* [Short problem] Extract the listing in its entirety, keeping each line identical to the original.

* [Available records]
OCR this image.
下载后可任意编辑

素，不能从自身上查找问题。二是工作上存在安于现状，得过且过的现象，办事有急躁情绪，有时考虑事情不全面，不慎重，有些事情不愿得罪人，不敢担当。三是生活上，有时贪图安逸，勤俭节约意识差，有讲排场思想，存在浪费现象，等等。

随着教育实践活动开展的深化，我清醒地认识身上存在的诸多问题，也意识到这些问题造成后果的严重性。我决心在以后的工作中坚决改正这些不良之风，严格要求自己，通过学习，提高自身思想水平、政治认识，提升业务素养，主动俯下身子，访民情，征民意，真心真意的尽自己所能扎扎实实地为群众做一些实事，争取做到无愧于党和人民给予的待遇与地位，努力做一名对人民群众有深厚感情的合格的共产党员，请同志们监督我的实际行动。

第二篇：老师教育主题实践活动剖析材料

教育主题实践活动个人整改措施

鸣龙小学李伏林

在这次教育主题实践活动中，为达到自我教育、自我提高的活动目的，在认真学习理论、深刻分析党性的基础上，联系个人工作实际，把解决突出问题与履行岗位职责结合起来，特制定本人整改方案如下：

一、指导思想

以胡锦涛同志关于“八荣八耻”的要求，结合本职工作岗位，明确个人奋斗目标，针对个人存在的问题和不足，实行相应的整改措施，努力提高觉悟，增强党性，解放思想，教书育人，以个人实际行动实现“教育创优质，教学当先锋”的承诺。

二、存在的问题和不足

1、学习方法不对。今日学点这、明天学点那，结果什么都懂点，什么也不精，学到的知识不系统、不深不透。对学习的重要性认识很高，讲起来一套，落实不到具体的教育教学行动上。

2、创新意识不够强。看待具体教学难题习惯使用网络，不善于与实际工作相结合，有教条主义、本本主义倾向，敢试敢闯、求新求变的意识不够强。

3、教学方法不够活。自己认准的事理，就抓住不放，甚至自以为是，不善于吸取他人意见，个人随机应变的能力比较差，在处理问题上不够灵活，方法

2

* [In response]
OCR this image.
下载后可任意编辑

素，不能从自身上查找问题。二是工作上存在安于现状，得过且过的现象，办事有急躁情绪，有时考虑事情不全面，不慎重，有些事情不愿得罪人，不敢担当。三是生活上，有时贪图安逸，勤俭节约意识差，有讲排场思想，存在浪费现象，等等。

随着教育实践活动开展的深化，我清醒地认识身上存在的诸多问题，也意识到这些问题造成后果的严重性。我决心在以后的工作中坚决改正这些不良之风，严格要求自己，通过学习，提高自身思想水平、政治认识，提升业务素养，主动俯下身子，访民情，征民意，真心真意的尽自己所能扎扎实实地为群众做一些实事，争取做到无愧于党和人民给予的待遇与地位，努力做一名对人民群众有深厚感情的合格的共产党员，请同志们监督我的实际行动。

第二篇：老师教育主题实践活动剖析材料

教育主题实践活动个人整改措施

鸣龙小学李伏林

在这次教育主题实践活动中，为达到自我教育、自我提高的活动目的，在认真学习理论、深刻分析党性的基础上，联系个人工作实际，把解决突出问题与履行岗位职责结合起来，特制定本人整改方案如下：

一、指导思想

以胡锦涛同志关于“八荣八耻”的要求，结合本职工作岗位，明确个人奋斗目标，针对个人存在的问题和不足，实行相应的整改措施，努力提高觉悟，增强党性，解放思想，教书育人，以个人实际行动实现“教育创优质，教学当先锋”的承诺。

二、存在的问题和不足

1、学习方法不对。今日学点这、明天学点那，结果什么都懂点，什么也不精，学到的知识不系统、不深不透。对学习的重要性认识很高，讲起来一套，落实不到具体的教育教学行动上。

2、创新意识不够强。看待具体教学难题习惯使用网络，不善于与实际工作相结合，有教条主义、本本主义倾向，敢试敢闯、求新求变的意识不够强。

3、教学方法不够活。自己认准的事理，就抓住不放，甚至自以为是，不善于吸取他人意见，个人随机应变的能力比较差，在处理问题上不够灵活，方法

2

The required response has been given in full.